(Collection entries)
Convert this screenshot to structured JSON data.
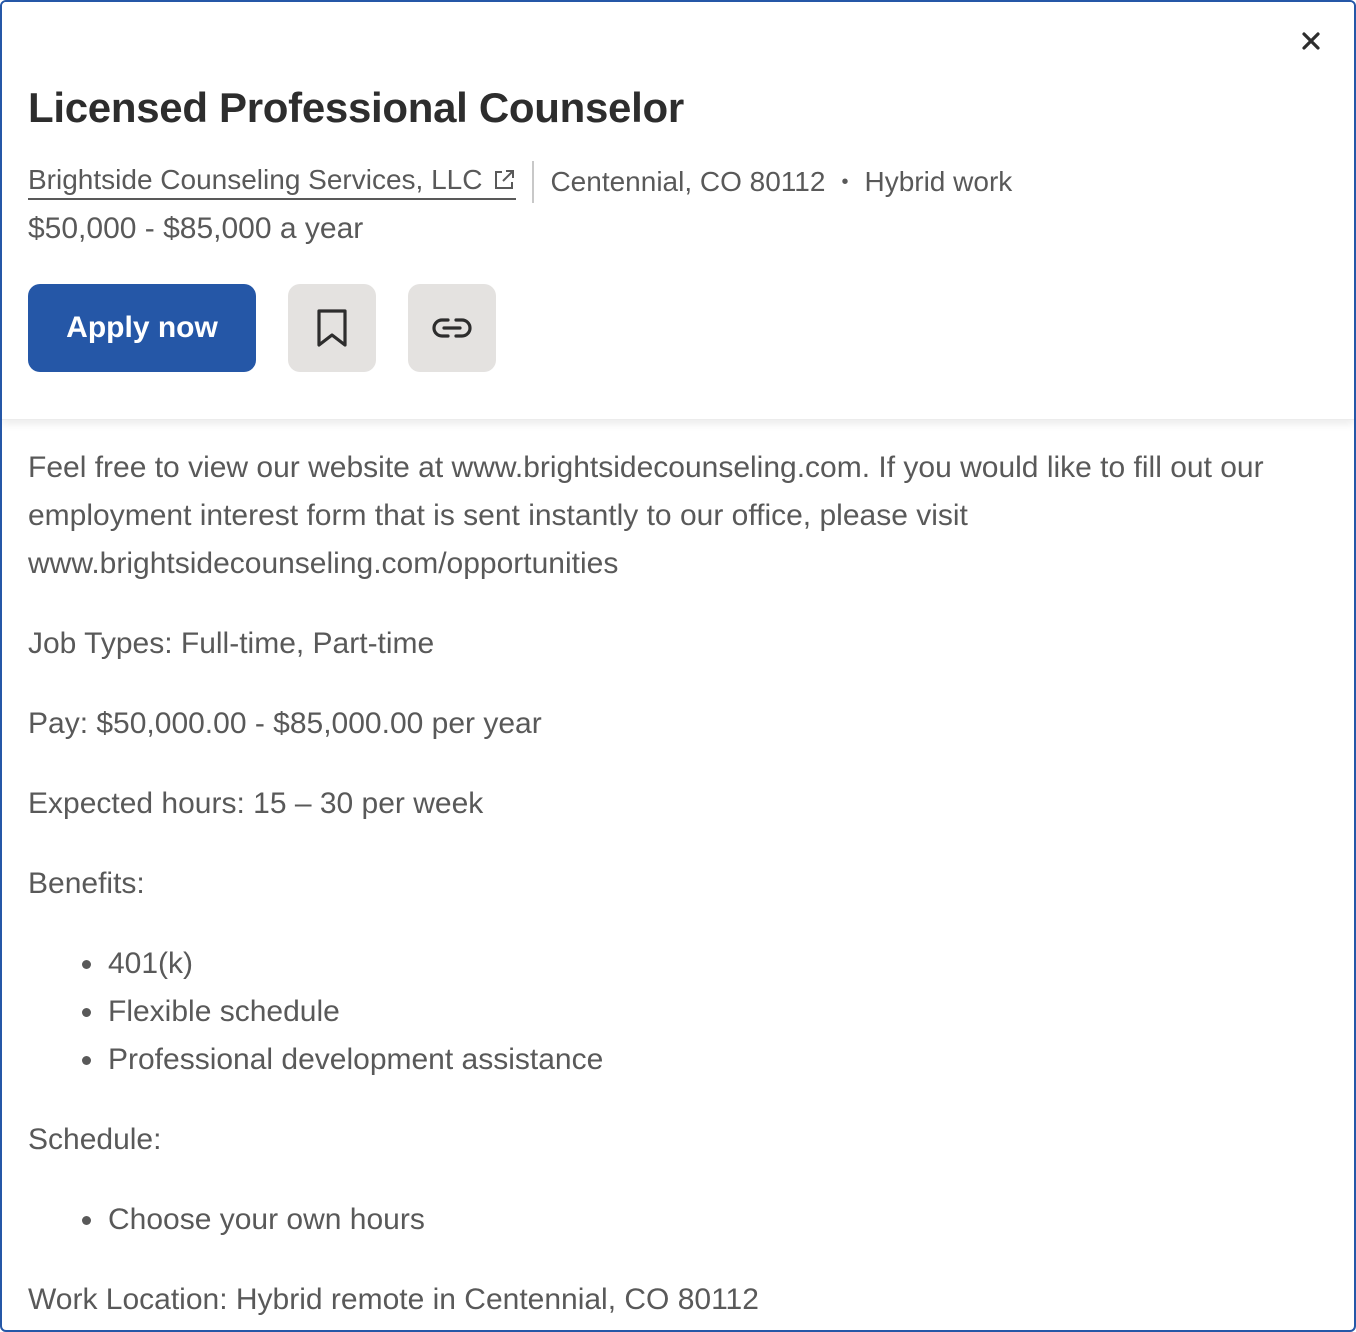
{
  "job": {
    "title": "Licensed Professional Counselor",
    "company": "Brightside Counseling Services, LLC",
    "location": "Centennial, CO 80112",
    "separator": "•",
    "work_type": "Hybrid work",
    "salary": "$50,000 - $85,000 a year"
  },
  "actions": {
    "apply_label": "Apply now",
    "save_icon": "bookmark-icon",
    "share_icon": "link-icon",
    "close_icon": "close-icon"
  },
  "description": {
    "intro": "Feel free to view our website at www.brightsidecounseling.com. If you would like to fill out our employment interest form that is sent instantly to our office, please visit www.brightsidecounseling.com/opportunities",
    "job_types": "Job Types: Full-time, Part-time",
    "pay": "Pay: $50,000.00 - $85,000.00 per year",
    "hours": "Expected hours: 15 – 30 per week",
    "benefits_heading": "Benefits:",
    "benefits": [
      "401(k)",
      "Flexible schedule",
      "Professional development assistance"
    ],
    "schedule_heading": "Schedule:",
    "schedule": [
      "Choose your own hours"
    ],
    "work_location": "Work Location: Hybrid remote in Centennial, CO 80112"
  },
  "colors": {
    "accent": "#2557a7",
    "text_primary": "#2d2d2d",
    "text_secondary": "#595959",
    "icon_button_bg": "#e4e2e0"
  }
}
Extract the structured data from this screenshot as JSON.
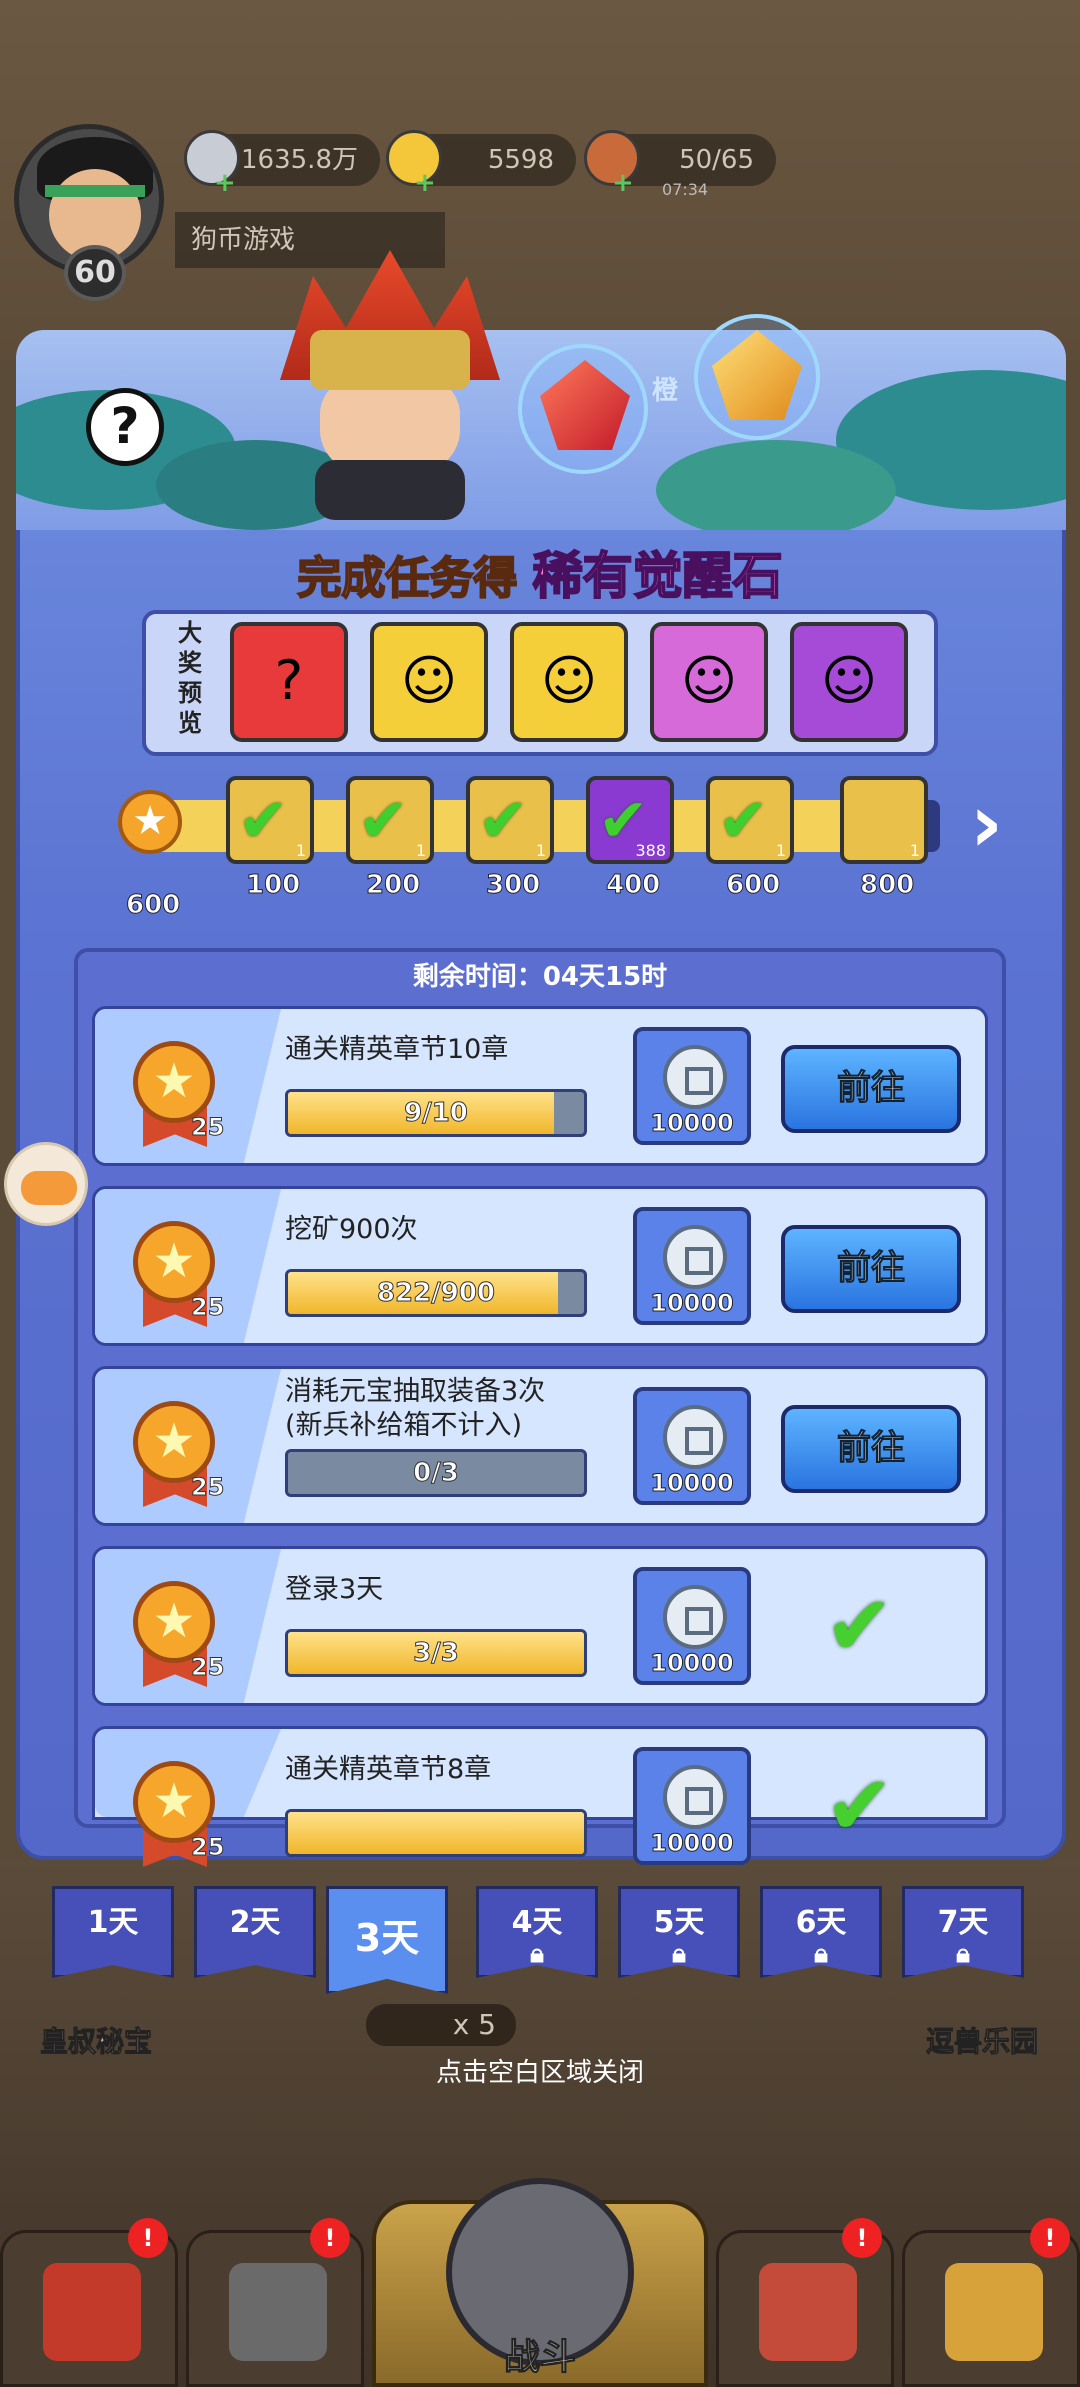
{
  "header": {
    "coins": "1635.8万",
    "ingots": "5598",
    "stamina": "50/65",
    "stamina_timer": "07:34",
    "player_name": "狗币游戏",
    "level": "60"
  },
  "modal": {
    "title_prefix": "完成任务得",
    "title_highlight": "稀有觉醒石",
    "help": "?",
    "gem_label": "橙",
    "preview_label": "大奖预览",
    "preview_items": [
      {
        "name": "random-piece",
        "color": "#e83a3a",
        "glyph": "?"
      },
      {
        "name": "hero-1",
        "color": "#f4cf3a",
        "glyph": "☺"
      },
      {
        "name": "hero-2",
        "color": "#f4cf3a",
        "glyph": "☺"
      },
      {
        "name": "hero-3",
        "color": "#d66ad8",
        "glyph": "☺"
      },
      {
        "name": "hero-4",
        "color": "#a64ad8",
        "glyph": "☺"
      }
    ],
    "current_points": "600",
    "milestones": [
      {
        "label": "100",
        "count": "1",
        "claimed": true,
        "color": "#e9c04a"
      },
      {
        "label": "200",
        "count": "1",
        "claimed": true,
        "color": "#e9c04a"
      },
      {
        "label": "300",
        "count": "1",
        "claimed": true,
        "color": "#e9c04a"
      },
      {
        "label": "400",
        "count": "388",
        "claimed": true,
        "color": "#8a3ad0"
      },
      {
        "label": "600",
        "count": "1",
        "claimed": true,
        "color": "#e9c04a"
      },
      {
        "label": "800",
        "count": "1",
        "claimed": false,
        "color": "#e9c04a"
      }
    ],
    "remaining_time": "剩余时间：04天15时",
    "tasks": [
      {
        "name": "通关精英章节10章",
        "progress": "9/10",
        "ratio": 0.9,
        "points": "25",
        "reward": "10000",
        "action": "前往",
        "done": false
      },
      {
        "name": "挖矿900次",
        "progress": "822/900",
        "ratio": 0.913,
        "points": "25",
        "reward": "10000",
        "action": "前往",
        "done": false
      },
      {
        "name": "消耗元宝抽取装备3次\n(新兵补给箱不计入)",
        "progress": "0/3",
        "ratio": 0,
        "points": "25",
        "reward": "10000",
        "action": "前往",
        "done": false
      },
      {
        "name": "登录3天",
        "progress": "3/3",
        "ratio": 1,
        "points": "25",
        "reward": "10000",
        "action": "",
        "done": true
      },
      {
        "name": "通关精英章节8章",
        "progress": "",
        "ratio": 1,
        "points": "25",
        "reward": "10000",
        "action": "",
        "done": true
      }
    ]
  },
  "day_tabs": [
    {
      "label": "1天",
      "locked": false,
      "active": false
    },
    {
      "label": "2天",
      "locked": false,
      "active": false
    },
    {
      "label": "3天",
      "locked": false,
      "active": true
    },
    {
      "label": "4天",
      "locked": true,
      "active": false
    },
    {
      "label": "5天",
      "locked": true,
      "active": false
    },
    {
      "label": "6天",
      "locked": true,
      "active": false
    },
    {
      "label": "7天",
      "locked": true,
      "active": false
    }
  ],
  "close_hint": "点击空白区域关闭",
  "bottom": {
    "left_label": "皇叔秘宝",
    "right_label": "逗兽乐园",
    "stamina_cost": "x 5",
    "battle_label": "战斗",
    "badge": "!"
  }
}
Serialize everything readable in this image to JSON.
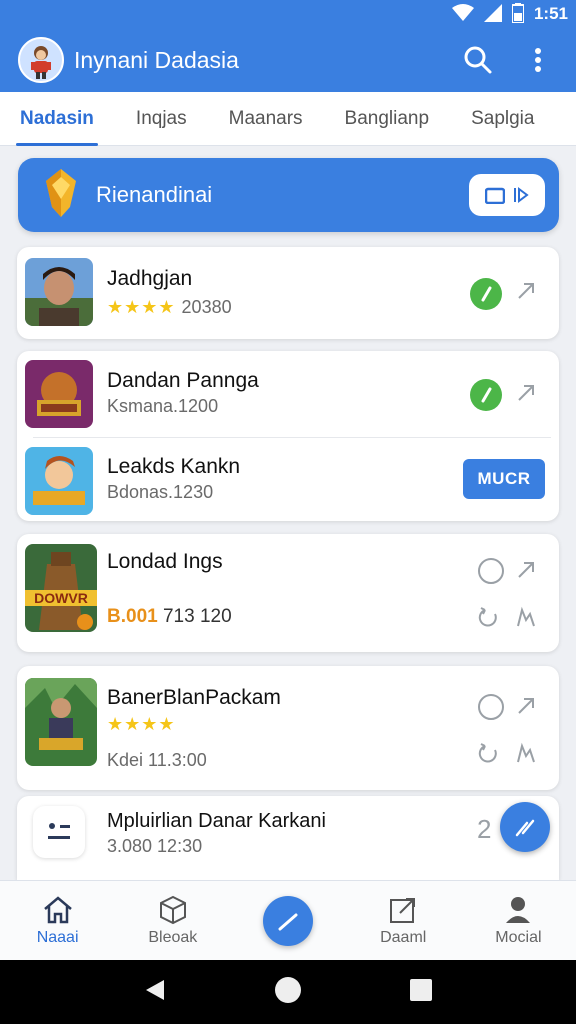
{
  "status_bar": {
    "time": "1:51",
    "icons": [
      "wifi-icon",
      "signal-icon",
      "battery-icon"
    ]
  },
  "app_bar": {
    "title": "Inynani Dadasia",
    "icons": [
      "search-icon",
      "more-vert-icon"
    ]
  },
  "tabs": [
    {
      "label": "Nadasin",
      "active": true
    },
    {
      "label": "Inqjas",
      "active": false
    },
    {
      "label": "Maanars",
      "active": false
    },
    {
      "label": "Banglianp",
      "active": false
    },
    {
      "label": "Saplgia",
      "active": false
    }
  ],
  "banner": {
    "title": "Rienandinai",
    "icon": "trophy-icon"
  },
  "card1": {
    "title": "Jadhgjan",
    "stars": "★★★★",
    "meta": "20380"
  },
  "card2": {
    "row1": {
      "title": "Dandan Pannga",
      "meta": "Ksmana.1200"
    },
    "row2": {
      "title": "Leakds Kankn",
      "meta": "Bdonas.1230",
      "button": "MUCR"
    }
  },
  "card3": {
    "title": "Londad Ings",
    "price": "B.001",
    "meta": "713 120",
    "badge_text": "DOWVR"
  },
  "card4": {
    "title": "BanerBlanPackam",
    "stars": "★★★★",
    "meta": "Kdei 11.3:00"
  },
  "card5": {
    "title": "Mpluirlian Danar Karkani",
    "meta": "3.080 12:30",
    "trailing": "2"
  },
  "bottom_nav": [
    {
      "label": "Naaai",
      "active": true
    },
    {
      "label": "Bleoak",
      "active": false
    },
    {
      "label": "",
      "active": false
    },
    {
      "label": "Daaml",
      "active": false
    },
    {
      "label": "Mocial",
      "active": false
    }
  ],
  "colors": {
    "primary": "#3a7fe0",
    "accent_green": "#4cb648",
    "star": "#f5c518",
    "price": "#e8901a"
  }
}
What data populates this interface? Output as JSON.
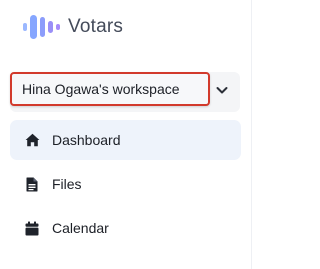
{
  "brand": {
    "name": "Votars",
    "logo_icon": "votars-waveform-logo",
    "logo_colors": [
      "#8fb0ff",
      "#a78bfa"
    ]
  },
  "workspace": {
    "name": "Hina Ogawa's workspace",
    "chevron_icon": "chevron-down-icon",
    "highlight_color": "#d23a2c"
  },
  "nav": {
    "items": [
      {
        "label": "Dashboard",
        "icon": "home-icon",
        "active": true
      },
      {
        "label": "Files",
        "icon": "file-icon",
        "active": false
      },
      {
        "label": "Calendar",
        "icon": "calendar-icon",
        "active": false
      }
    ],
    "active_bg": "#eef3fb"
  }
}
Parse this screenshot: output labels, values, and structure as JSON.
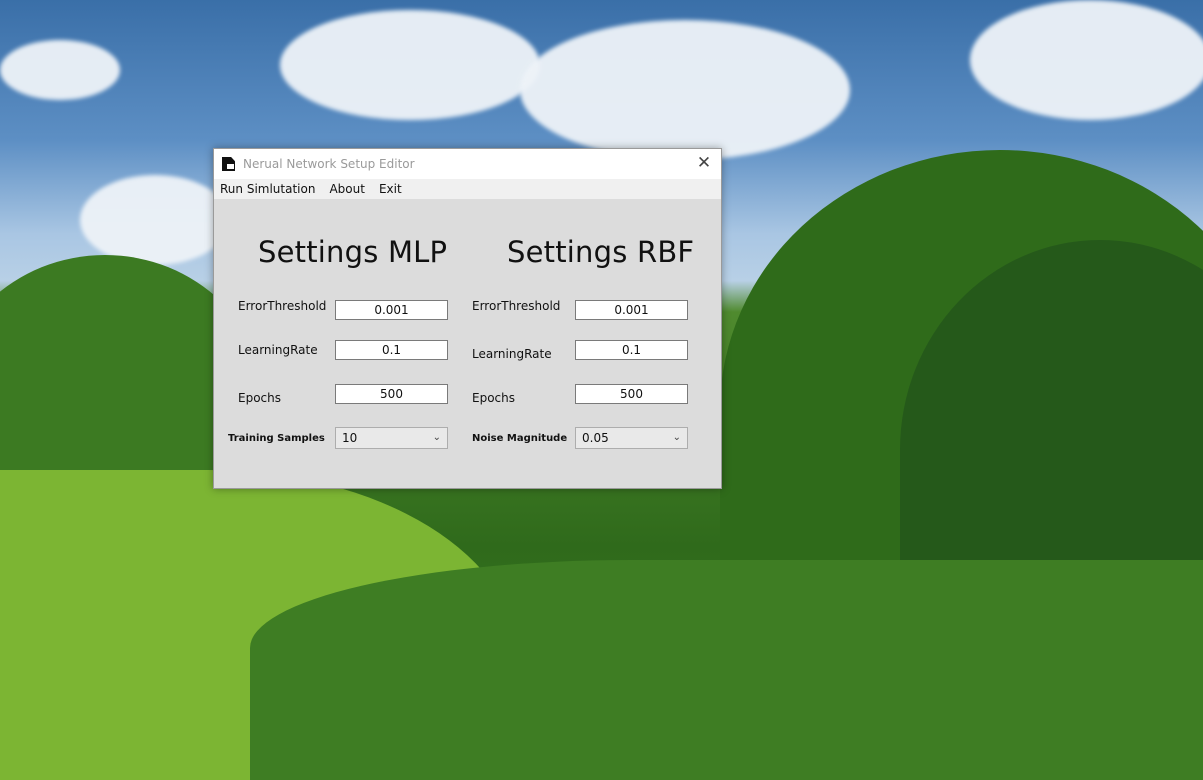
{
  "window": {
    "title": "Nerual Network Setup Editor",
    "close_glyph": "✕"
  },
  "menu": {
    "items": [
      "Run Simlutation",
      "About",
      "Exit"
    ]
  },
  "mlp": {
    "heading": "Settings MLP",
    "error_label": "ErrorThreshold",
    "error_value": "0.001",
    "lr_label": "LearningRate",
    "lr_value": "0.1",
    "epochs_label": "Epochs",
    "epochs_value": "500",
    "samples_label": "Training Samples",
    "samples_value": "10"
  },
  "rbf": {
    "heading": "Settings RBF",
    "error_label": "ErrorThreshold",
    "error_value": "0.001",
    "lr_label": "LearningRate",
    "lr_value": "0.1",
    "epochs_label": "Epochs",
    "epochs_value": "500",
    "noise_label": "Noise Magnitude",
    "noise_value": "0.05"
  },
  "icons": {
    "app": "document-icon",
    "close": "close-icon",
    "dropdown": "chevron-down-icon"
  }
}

- [Request]: Exactly how many lines of the material contain the word "structured"? Write the number alone.

- [Exercise response]: 2